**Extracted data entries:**
───

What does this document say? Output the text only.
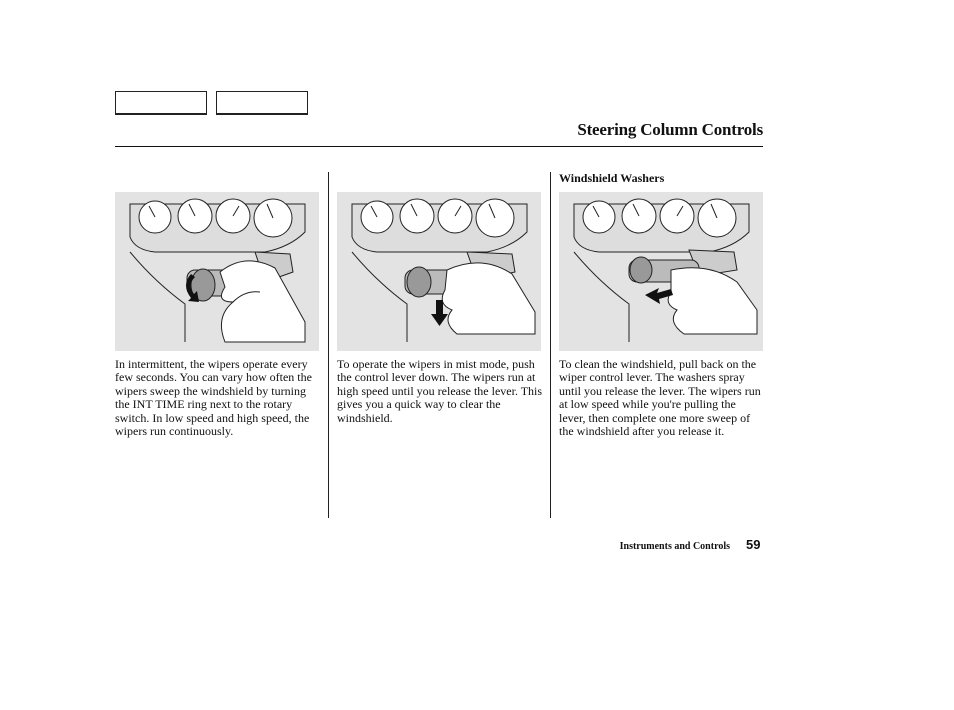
Steering Column Controls
Windshield Washers

In intermittent, the wipers operate every few seconds. You can vary how often the wipers sweep the windshield by turning the INT TIME ring next to the rotary switch. In low speed and high speed, the wipers run continuously.

To operate the wipers in mist mode, push the control lever down. The wipers run at high speed until you release the lever. This gives you a quick way to clear the windshield.

To clean the windshield, pull back on the wiper control lever. The washers spray until you release the lever. The wipers run at low speed while you're pulling the lever, then complete one more sweep of the windshield after you release it.

Instruments and Controls 59
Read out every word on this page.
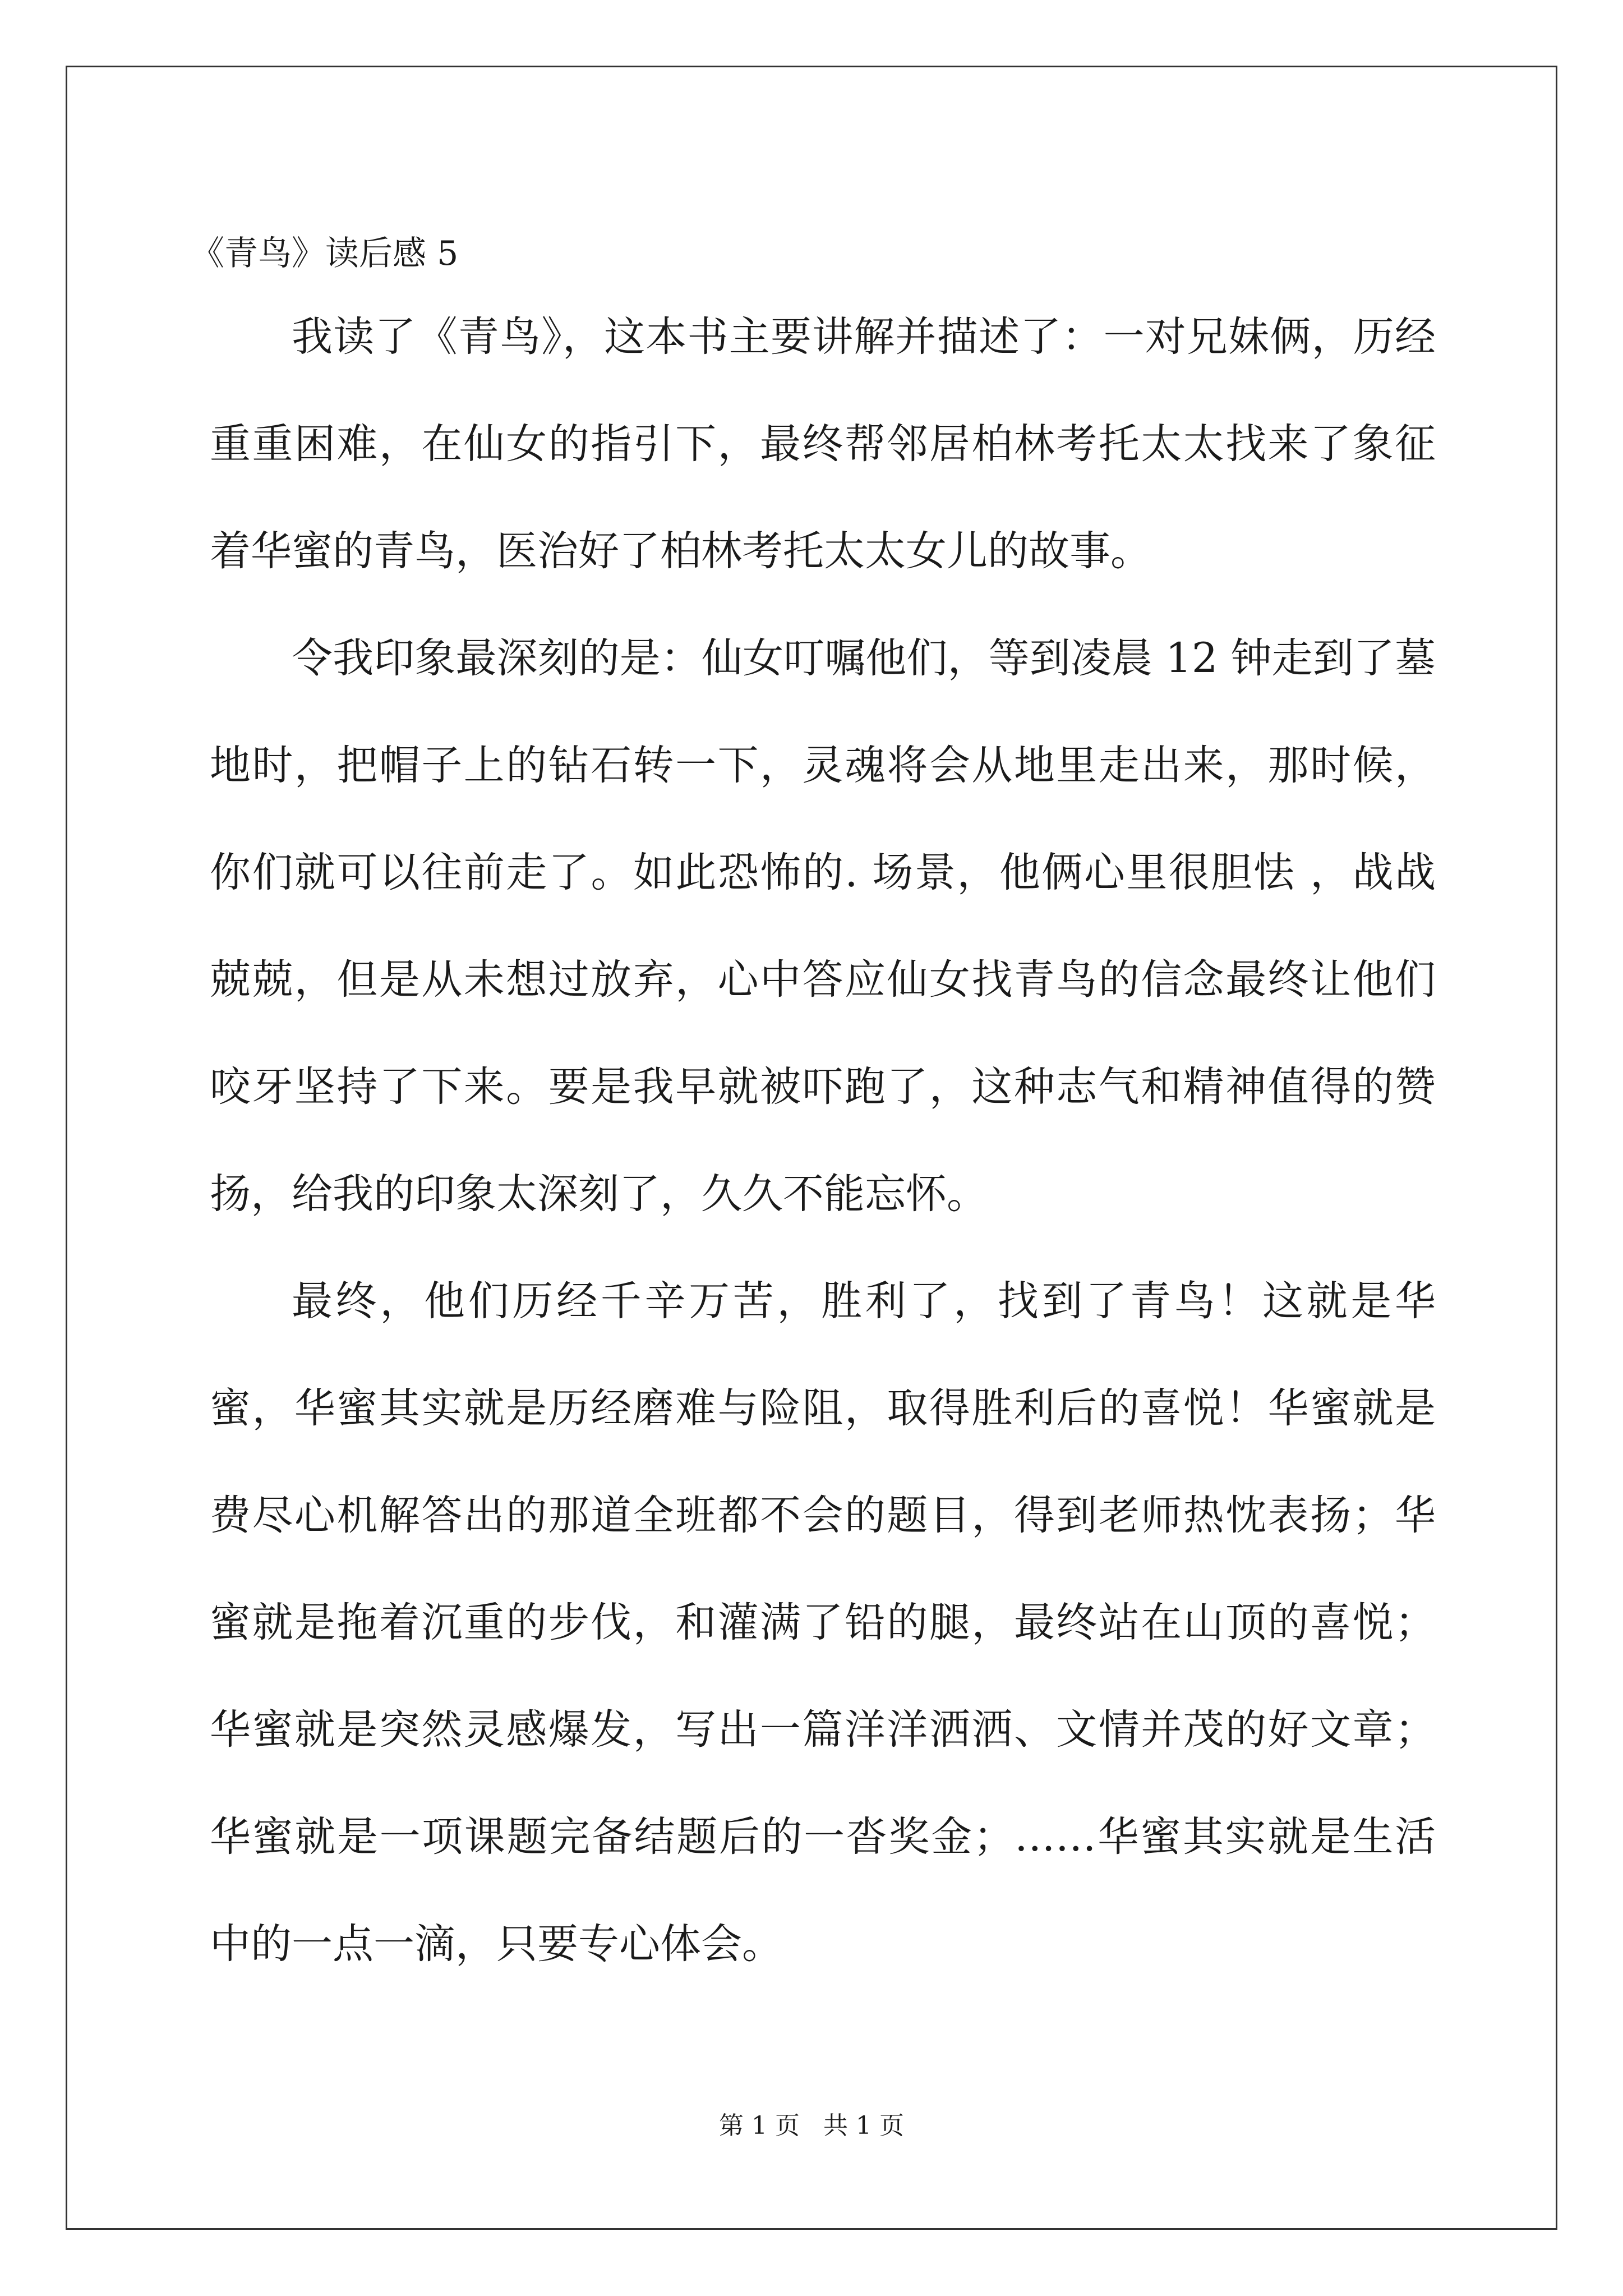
《青鸟》读后感 5

我读了《青鸟》，这本书主要讲解并描述了：一对兄妹俩，历经重重困难，在仙女的指引下，最终帮邻居柏林考托太太找来了象征着华蜜的青鸟，医治好了柏林考托太太女儿的故事。

令我印象最深刻的是：仙女叮嘱他们，等到凌晨 12 钟走到了墓地时，把帽子上的钻石转一下，灵魂将会从地里走出来，那时候，你们就可以往前走了。如此恐怖的. 场景，他俩心里很胆怯 ，战战兢兢，但是从未想过放弃，心中答应仙女找青鸟的信念最终让他们咬牙坚持了下来。要是我早就被吓跑了，这种志气和精神值得的赞扬，给我的印象太深刻了，久久不能忘怀。

最终，他们历经千辛万苦，胜利了，找到了青鸟！这就是华蜜，华蜜其实就是历经磨难与险阻，取得胜利后的喜悦！华蜜就是费尽心机解答出的那道全班都不会的题目，得到老师热忱表扬；华蜜就是拖着沉重的步伐，和灌满了铅的腿，最终站在山顶的喜悦；华蜜就是突然灵感爆发，写出一篇洋洋洒洒、文情并茂的好文章；华蜜就是一项课题完备结题后的一沓奖金；……华蜜其实就是生活中的一点一滴，只要专心体会。

第 1 页   共 1 页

───

**WORK TO BE COMPLETED:** Reproduce the entries exactly. Do not carry over any picture.

**WRITTEN RESPONSE:**
What does this document say? Output the text only.
Steering Column Controls
Windshield Washers

In intermittent, the wipers operate every few seconds. You can vary how often the wipers sweep the windshield by turning the INT TIME ring next to the rotary switch. In low speed and high speed, the wipers run continuously.

To operate the wipers in mist mode, push the control lever down. The wipers run at high speed until you release the lever. This gives you a quick way to clear the windshield.

To clean the windshield, pull back on the wiper control lever. The washers spray until you release the lever. The wipers run at low speed while you're pulling the lever, then complete one more sweep of the windshield after you release it.

Instruments and Controls 59
Read out every word on this page.
《青鸟》读后感 5

我读了《青鸟》，这本书主要讲解并描述了：一对兄妹俩，历经重重困难，在仙女的指引下，最终帮邻居柏林考托太太找来了象征着华蜜的青鸟，医治好了柏林考托太太女儿的故事。

令我印象最深刻的是：仙女叮嘱他们，等到凌晨 12 钟走到了墓地时，把帽子上的钻石转一下，灵魂将会从地里走出来，那时候，你们就可以往前走了。如此恐怖的. 场景，他俩心里很胆怯 ，战战兢兢，但是从未想过放弃，心中答应仙女找青鸟的信念最终让他们咬牙坚持了下来。要是我早就被吓跑了，这种志气和精神值得的赞扬，给我的印象太深刻了，久久不能忘怀。

最终，他们历经千辛万苦，胜利了，找到了青鸟！这就是华蜜，华蜜其实就是历经磨难与险阻，取得胜利后的喜悦！华蜜就是费尽心机解答出的那道全班都不会的题目，得到老师热忱表扬；华蜜就是拖着沉重的步伐，和灌满了铅的腿，最终站在山顶的喜悦；华蜜就是突然灵感爆发，写出一篇洋洋洒洒、文情并茂的好文章；华蜜就是一项课题完备结题后的一沓奖金；……华蜜其实就是生活中的一点一滴，只要专心体会。

第 1 页   共 1 页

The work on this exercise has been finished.